▶ [WRITTEN PROBLEM]: Would you repeat the listing exactly but omit every picture?

▶ [EXERCISE INPUT]:

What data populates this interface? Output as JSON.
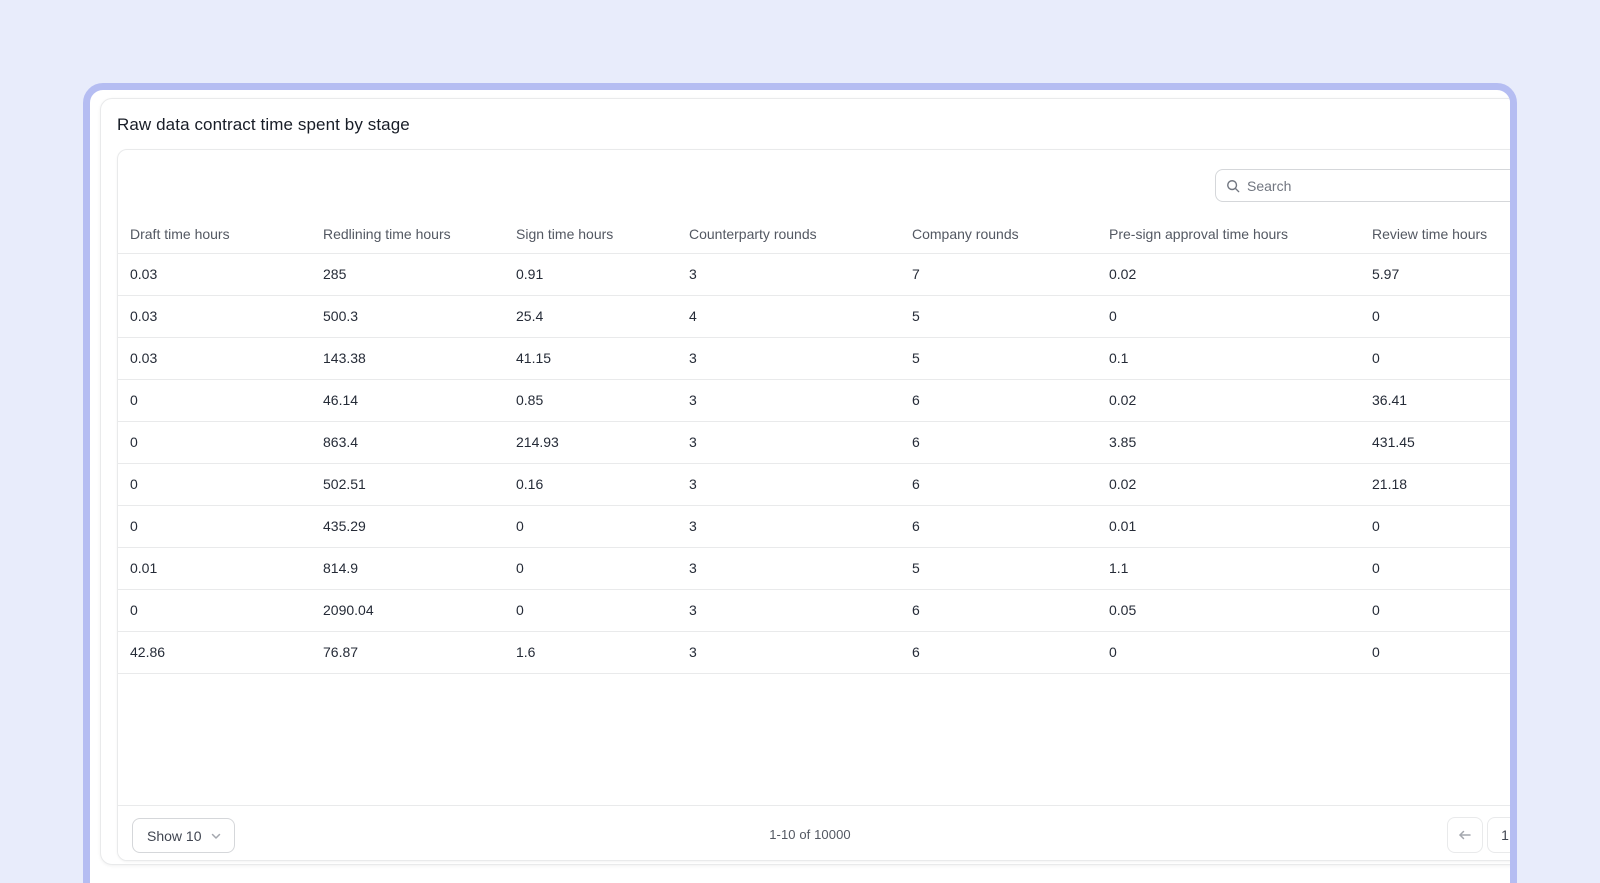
{
  "card": {
    "title": "Raw data contract time spent by stage"
  },
  "search": {
    "placeholder": "Search",
    "value": ""
  },
  "table": {
    "columns": [
      "Draft time hours",
      "Redlining time hours",
      "Sign time hours",
      "Counterparty rounds",
      "Company rounds",
      "Pre-sign approval time hours",
      "Review time hours"
    ],
    "rows": [
      [
        "0.03",
        "285",
        "0.91",
        "3",
        "7",
        "0.02",
        "5.97"
      ],
      [
        "0.03",
        "500.3",
        "25.4",
        "4",
        "5",
        "0",
        "0"
      ],
      [
        "0.03",
        "143.38",
        "41.15",
        "3",
        "5",
        "0.1",
        "0"
      ],
      [
        "0",
        "46.14",
        "0.85",
        "3",
        "6",
        "0.02",
        "36.41"
      ],
      [
        "0",
        "863.4",
        "214.93",
        "3",
        "6",
        "3.85",
        "431.45"
      ],
      [
        "0",
        "502.51",
        "0.16",
        "3",
        "6",
        "0.02",
        "21.18"
      ],
      [
        "0",
        "435.29",
        "0",
        "3",
        "6",
        "0.01",
        "0"
      ],
      [
        "0.01",
        "814.9",
        "0",
        "3",
        "5",
        "1.1",
        "0"
      ],
      [
        "0",
        "2090.04",
        "0",
        "3",
        "6",
        "0.05",
        "0"
      ],
      [
        "42.86",
        "76.87",
        "1.6",
        "3",
        "6",
        "0",
        "0"
      ]
    ]
  },
  "pagination": {
    "page_size_label": "Show 10",
    "range_label": "1-10 of 10000",
    "current_page": "1"
  },
  "colors": {
    "background": "#E8ECFB",
    "accent_border": "#B5BDF2",
    "card_border": "#E9EAEB",
    "divider": "#E9EAEB",
    "title_text": "#181D27",
    "header_text": "#535862",
    "cell_text": "#252B37",
    "muted_text": "#717680"
  }
}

▶ [OUTPUT OF THE TASK]:
What data populates this interface? Output as JSON.
{
  "card": {
    "title": "Raw data contract time spent by stage"
  },
  "search": {
    "placeholder": "Search",
    "value": ""
  },
  "table": {
    "columns": [
      "Draft time hours",
      "Redlining time hours",
      "Sign time hours",
      "Counterparty rounds",
      "Company rounds",
      "Pre-sign approval time hours",
      "Review time hours"
    ],
    "rows": [
      [
        "0.03",
        "285",
        "0.91",
        "3",
        "7",
        "0.02",
        "5.97"
      ],
      [
        "0.03",
        "500.3",
        "25.4",
        "4",
        "5",
        "0",
        "0"
      ],
      [
        "0.03",
        "143.38",
        "41.15",
        "3",
        "5",
        "0.1",
        "0"
      ],
      [
        "0",
        "46.14",
        "0.85",
        "3",
        "6",
        "0.02",
        "36.41"
      ],
      [
        "0",
        "863.4",
        "214.93",
        "3",
        "6",
        "3.85",
        "431.45"
      ],
      [
        "0",
        "502.51",
        "0.16",
        "3",
        "6",
        "0.02",
        "21.18"
      ],
      [
        "0",
        "435.29",
        "0",
        "3",
        "6",
        "0.01",
        "0"
      ],
      [
        "0.01",
        "814.9",
        "0",
        "3",
        "5",
        "1.1",
        "0"
      ],
      [
        "0",
        "2090.04",
        "0",
        "3",
        "6",
        "0.05",
        "0"
      ],
      [
        "42.86",
        "76.87",
        "1.6",
        "3",
        "6",
        "0",
        "0"
      ]
    ]
  },
  "pagination": {
    "page_size_label": "Show 10",
    "range_label": "1-10 of 10000",
    "current_page": "1"
  },
  "colors": {
    "background": "#E8ECFB",
    "accent_border": "#B5BDF2",
    "card_border": "#E9EAEB",
    "divider": "#E9EAEB",
    "title_text": "#181D27",
    "header_text": "#535862",
    "cell_text": "#252B37",
    "muted_text": "#717680"
  }
}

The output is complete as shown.